§ **Records provided**:
────
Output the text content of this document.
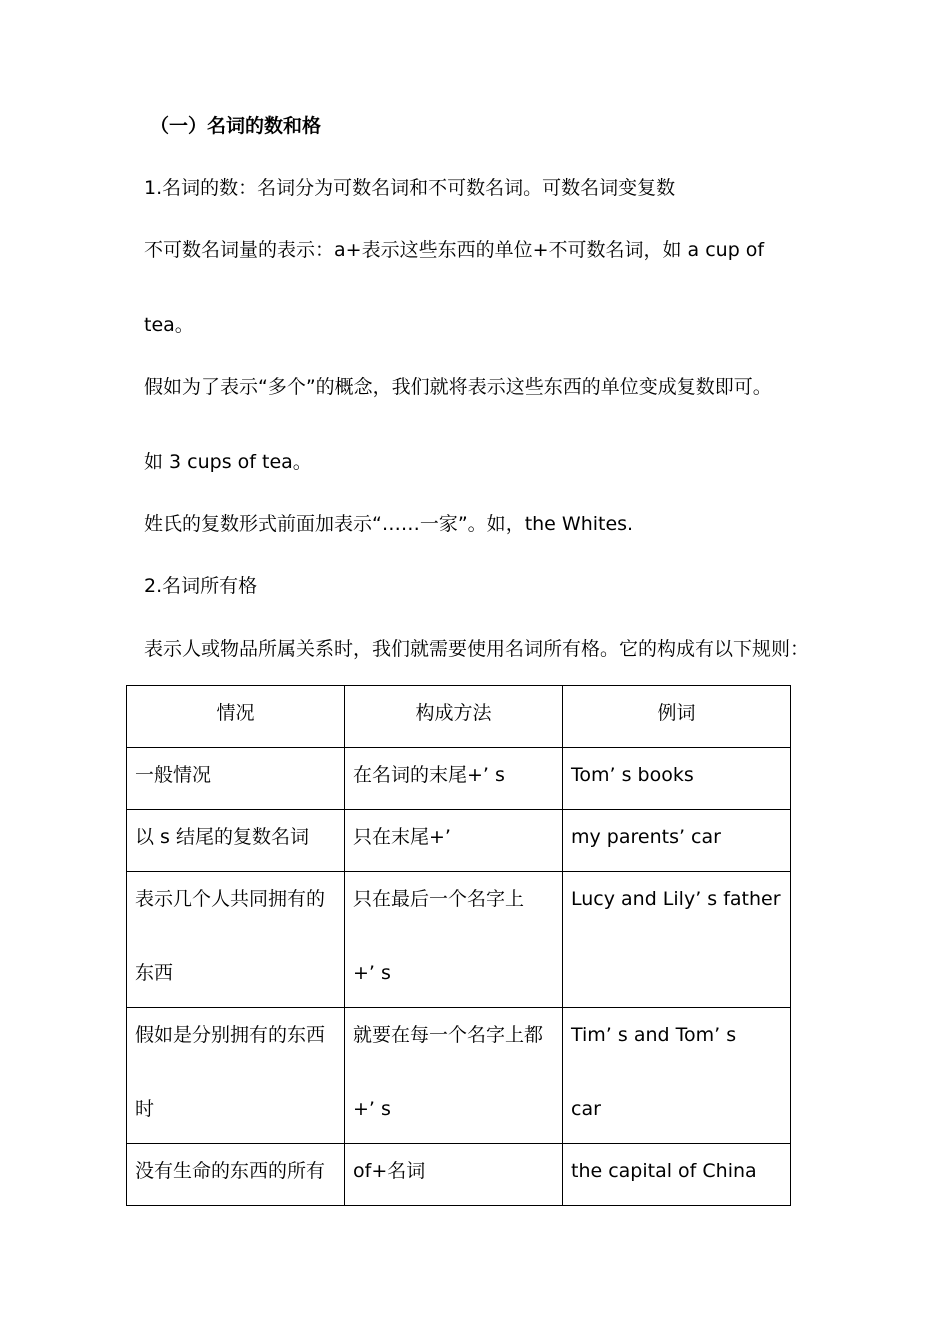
（一）名词的数和格
1.名词的数：名词分为可数名词和不可数名词。可数名词变复数
不可数名词量的表示：a+表示这些东西的单位+不可数名词，如 a cup of
tea。
假如为了表示“多个”的概念，我们就将表示这些东西的单位变成复数即可。
如 3 cups of tea。
姓氏的复数形式前面加表示“……一家”。如，the Whites.
2.名词所有格
表示人或物品所属关系时，我们就需要使用名词所有格。它的构成有以下规则：
情况	构成方法	例词

一般情况	在名词的末尾+’ s	Tom’ s books

以 s 结尾的复数名词	只在末尾+’	my parents’ car

表示几个人共同拥有的
东西	只在最后一个名字上
+’ s	Lucy and Lily’ s father

假如是分别拥有的东西
时	就要在每一个名字上都
+’ s	Tim’ s and Tom’ s
car

没有生命的东西的所有	of+名词	the capital of China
────
§ **Objective**: Copy the data word for word. Pictures do not go in the copy.

§ **Solution to this task**:
Output the text content of this document.
（一）名词的数和格
1.名词的数：名词分为可数名词和不可数名词。可数名词变复数
不可数名词量的表示：a+表示这些东西的单位+不可数名词，如 a cup of
tea。
假如为了表示“多个”的概念，我们就将表示这些东西的单位变成复数即可。
如 3 cups of tea。
姓氏的复数形式前面加表示“……一家”。如，the Whites.
2.名词所有格
表示人或物品所属关系时，我们就需要使用名词所有格。它的构成有以下规则：
情况	构成方法	例词

一般情况	在名词的末尾+’ s	Tom’ s books

以 s 结尾的复数名词	只在末尾+’	my parents’ car

表示几个人共同拥有的
东西	只在最后一个名字上
+’ s	Lucy and Lily’ s father

假如是分别拥有的东西
时	就要在每一个名字上都
+’ s	Tim’ s and Tom’ s
car

没有生命的东西的所有	of+名词	the capital of China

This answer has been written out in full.